═══ The input ═══
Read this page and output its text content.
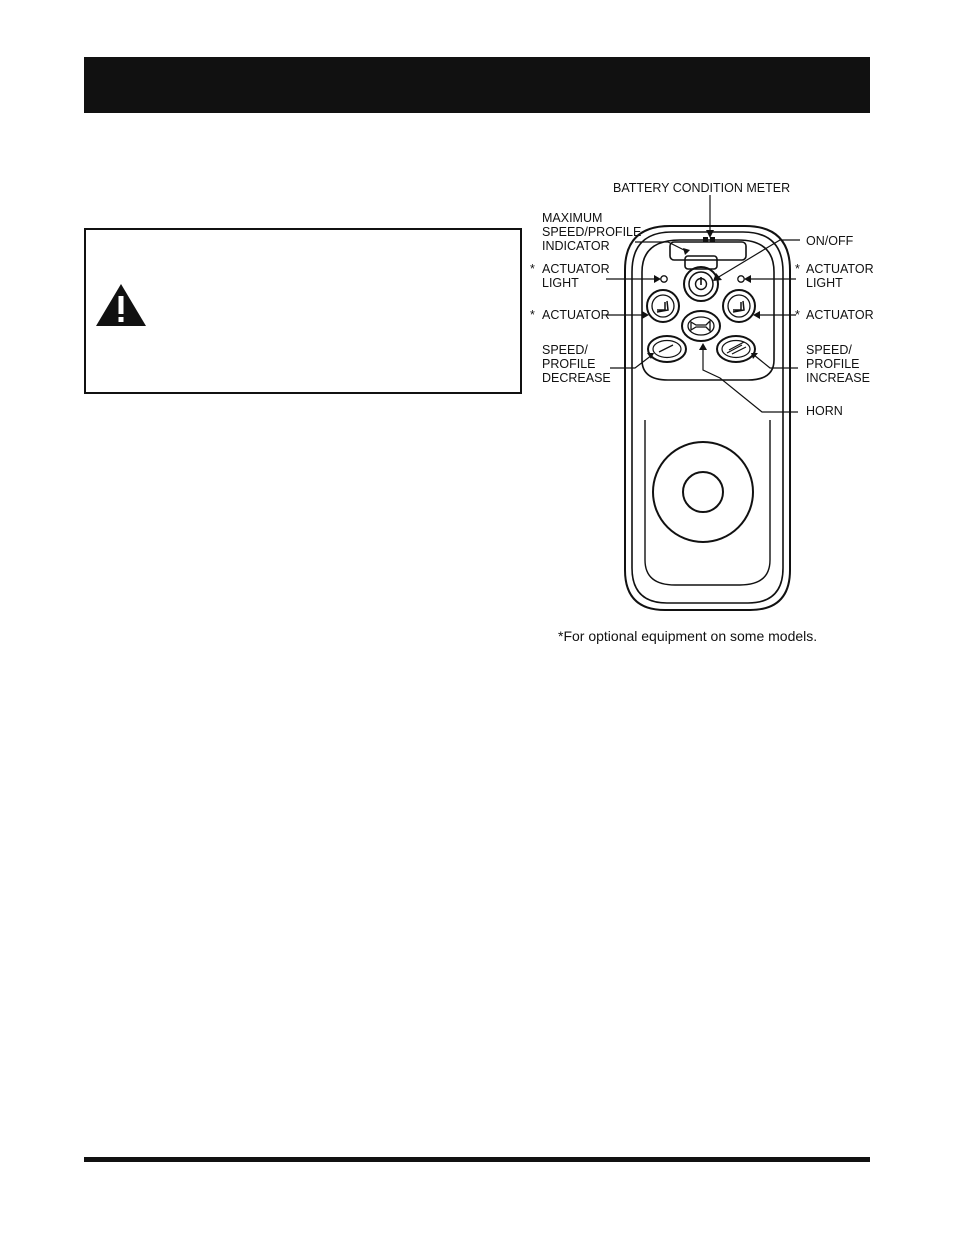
BATTERY CONDITION METER
MAXIMUM
SPEED/PROFILE
INDICATOR	ON/OFF
* ACTUATOR
LIGHT
* ACTUATOR
LIGHT
* ACTUATOR	* ACTUATOR
SPEED/
PROFILE
DECREASE
SPEED/
PROFILE
INCREASE
HORN
*For optional equipment on some models.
═══
* Goal
Repeat all of the records verbatim, leaving out the pictures.

* Answer to the problem
Read this page and output its text content.
BATTERY CONDITION METER
MAXIMUM
SPEED/PROFILE
INDICATOR	ON/OFF
* ACTUATOR
LIGHT
* ACTUATOR
LIGHT
* ACTUATOR	* ACTUATOR
SPEED/
PROFILE
DECREASE
SPEED/
PROFILE
INCREASE
HORN
*For optional equipment on some models.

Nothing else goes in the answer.